───── Given records

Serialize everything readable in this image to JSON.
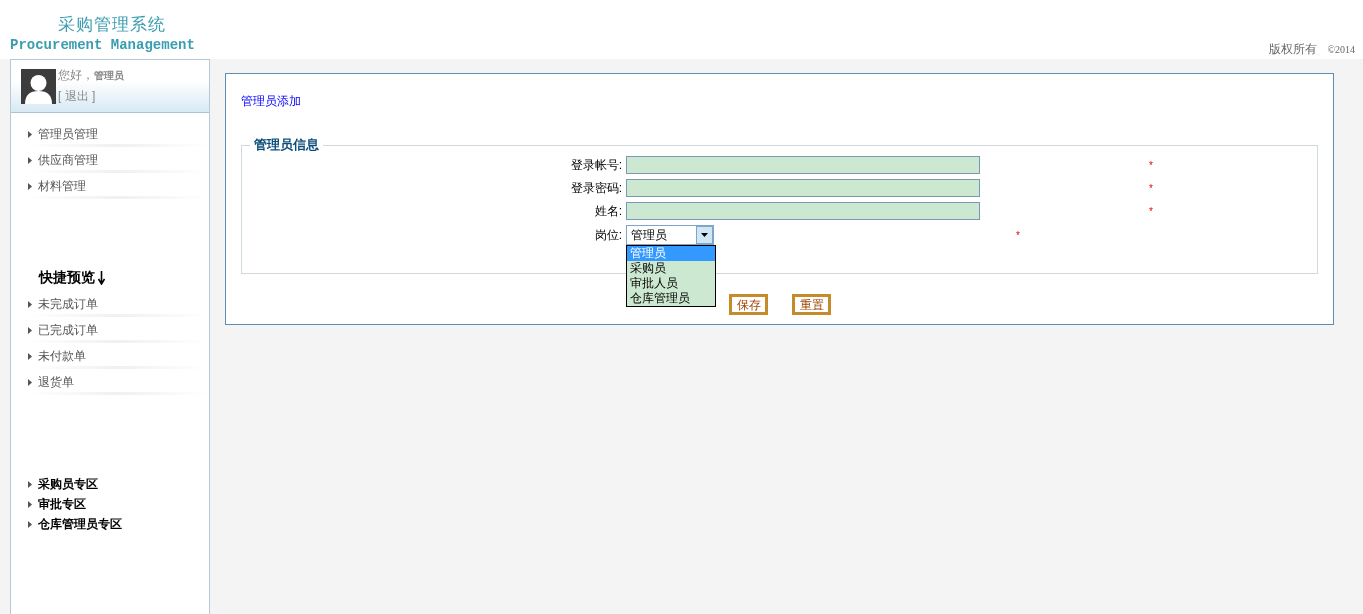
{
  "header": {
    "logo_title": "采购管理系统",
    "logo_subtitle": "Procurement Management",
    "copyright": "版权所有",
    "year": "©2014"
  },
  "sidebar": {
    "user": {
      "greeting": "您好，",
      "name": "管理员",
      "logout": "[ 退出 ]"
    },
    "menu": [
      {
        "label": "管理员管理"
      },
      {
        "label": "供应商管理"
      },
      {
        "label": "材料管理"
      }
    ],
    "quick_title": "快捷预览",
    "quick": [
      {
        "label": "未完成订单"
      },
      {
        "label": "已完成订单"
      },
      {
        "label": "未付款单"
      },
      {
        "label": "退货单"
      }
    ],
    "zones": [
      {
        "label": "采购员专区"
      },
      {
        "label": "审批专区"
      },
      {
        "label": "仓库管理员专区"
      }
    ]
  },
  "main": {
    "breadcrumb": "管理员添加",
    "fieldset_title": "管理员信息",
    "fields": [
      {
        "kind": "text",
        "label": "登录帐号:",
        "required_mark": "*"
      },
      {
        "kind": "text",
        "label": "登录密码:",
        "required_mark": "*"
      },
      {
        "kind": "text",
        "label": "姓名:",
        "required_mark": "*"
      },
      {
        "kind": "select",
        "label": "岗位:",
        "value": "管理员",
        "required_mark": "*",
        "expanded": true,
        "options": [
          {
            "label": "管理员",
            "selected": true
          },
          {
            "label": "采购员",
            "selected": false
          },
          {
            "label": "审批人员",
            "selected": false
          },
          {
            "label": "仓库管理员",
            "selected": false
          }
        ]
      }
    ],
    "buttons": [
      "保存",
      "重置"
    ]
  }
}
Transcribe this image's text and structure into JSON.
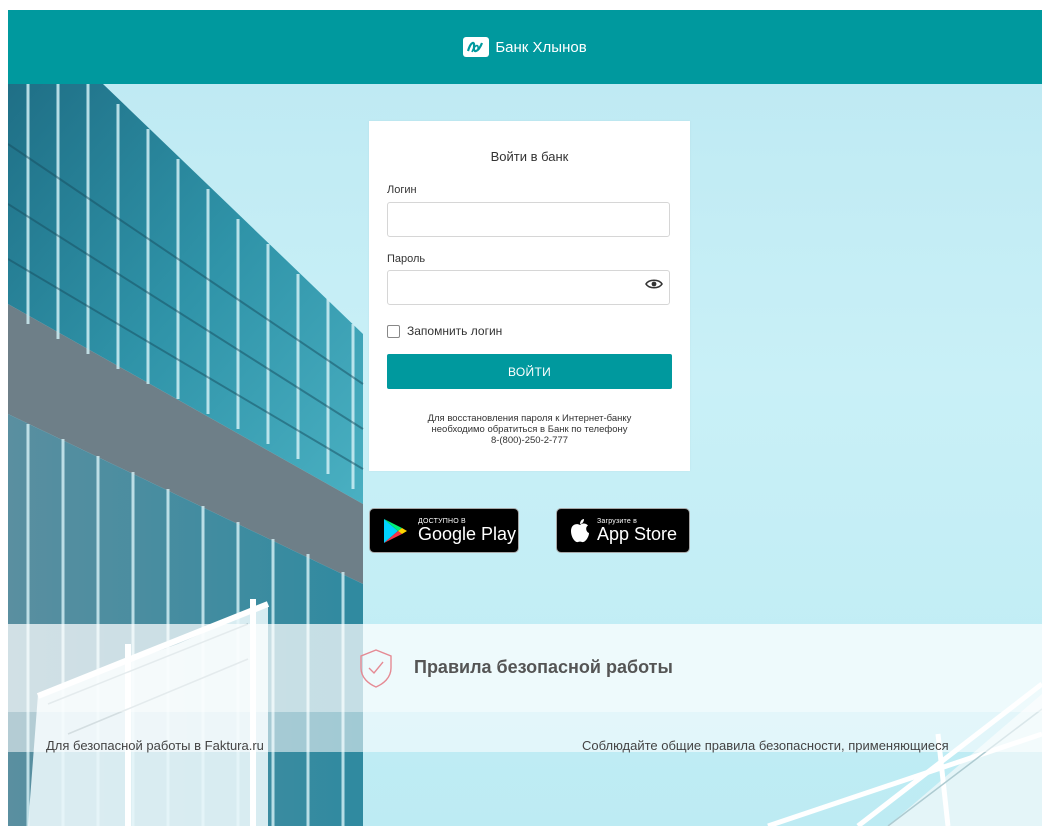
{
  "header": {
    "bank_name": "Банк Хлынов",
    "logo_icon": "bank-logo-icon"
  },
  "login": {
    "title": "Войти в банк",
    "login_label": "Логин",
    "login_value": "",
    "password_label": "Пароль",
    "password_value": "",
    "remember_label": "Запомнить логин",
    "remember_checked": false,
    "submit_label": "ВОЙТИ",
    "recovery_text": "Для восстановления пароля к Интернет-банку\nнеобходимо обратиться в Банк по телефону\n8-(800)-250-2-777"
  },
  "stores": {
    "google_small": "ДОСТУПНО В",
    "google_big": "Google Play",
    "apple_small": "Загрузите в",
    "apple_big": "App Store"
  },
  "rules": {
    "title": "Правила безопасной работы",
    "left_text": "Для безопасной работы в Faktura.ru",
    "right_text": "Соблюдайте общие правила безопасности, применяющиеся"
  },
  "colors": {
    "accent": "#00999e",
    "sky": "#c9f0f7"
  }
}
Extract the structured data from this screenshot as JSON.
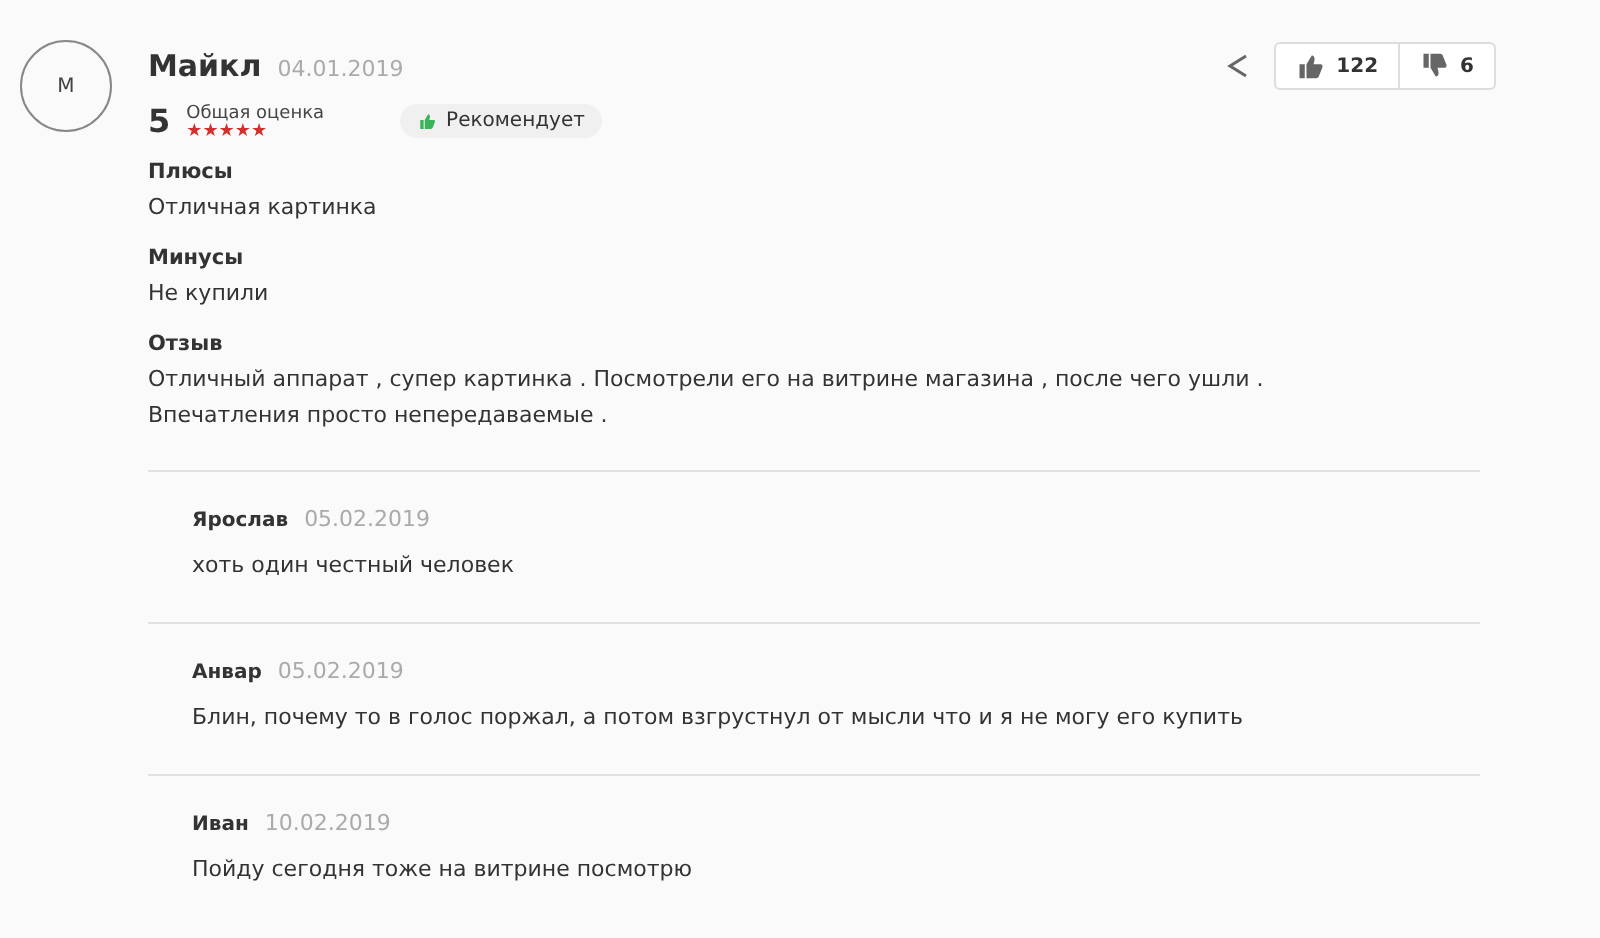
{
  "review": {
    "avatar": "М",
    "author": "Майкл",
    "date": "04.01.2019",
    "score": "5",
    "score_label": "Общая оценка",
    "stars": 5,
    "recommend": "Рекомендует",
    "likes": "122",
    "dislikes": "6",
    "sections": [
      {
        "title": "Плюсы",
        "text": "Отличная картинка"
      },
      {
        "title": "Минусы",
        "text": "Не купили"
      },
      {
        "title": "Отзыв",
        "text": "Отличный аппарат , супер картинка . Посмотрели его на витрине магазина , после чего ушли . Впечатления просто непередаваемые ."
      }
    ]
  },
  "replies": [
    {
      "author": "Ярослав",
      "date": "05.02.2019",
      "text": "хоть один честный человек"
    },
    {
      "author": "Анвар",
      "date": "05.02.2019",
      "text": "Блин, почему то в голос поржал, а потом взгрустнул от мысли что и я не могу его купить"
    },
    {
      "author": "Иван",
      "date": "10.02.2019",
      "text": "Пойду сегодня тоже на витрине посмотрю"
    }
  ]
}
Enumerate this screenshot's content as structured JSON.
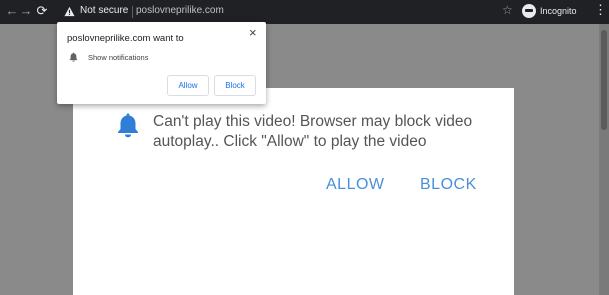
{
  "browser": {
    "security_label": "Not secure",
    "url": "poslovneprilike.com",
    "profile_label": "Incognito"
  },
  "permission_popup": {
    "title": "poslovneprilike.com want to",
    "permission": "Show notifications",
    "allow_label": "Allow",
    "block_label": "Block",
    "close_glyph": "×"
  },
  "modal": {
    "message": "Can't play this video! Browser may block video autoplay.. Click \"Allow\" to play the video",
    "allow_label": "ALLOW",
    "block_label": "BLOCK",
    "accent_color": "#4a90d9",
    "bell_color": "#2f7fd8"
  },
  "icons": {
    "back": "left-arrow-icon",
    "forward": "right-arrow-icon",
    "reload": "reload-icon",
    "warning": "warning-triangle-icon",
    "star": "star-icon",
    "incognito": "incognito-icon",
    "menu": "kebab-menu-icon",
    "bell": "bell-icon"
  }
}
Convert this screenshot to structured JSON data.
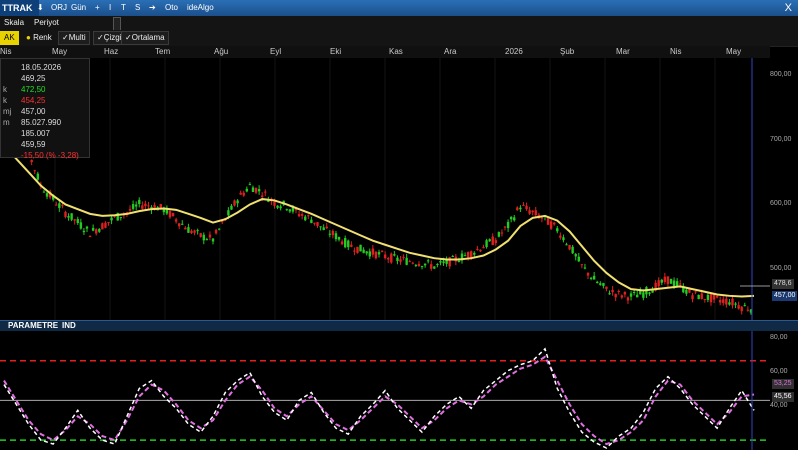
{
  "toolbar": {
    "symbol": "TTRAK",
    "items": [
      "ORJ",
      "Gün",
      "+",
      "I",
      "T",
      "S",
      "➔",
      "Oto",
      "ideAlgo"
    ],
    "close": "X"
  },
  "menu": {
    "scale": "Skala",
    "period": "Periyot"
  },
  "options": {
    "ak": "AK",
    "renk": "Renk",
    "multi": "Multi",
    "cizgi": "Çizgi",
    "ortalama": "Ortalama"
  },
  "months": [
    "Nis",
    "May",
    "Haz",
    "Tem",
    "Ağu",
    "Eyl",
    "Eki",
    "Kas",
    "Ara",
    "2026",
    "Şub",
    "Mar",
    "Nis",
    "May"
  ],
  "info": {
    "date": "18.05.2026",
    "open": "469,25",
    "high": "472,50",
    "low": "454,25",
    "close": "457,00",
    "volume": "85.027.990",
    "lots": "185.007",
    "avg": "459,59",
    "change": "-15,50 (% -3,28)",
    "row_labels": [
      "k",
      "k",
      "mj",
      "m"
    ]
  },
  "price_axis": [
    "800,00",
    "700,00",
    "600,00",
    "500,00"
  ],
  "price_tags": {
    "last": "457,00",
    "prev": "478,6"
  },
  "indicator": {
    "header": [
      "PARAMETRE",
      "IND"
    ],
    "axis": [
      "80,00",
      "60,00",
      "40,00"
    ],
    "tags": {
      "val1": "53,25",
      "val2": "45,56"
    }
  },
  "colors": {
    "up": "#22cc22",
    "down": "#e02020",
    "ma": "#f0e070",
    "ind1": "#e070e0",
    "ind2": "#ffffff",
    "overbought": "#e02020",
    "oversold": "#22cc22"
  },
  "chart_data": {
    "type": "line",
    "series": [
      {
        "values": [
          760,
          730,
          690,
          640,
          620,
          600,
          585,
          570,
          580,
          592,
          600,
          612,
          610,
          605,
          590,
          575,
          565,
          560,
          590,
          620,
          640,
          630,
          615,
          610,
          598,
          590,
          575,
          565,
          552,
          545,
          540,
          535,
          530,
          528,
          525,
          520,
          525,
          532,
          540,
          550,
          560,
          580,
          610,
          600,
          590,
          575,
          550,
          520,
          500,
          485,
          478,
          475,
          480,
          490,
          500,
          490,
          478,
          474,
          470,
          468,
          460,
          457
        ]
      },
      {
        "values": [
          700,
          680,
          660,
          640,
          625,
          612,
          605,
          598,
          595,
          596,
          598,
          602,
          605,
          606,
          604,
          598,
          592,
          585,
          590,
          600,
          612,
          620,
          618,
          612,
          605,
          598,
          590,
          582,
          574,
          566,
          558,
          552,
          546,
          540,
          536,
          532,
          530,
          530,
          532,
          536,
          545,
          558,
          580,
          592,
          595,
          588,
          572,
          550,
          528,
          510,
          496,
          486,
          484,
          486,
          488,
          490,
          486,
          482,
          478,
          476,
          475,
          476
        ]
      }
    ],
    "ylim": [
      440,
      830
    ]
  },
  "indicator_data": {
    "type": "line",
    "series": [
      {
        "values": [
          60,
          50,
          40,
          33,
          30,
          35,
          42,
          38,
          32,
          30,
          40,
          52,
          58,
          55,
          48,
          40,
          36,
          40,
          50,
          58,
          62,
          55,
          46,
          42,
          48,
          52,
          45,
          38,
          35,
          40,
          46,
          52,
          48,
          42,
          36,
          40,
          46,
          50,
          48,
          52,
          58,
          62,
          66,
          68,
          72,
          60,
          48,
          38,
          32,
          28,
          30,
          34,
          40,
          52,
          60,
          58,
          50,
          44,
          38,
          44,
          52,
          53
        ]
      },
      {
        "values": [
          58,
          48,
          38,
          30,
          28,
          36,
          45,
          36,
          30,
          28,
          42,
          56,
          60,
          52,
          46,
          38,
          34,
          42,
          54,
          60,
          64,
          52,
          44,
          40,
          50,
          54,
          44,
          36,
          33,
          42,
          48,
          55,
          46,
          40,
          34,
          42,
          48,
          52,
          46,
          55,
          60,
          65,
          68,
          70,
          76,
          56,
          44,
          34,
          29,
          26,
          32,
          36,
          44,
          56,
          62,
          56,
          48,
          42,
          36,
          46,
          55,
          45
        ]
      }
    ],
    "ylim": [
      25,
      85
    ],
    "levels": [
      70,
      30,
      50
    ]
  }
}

──────────

__Exercise__
Write the number of lines containing the word "работы" and nothing besides it.

__Worked solution__
2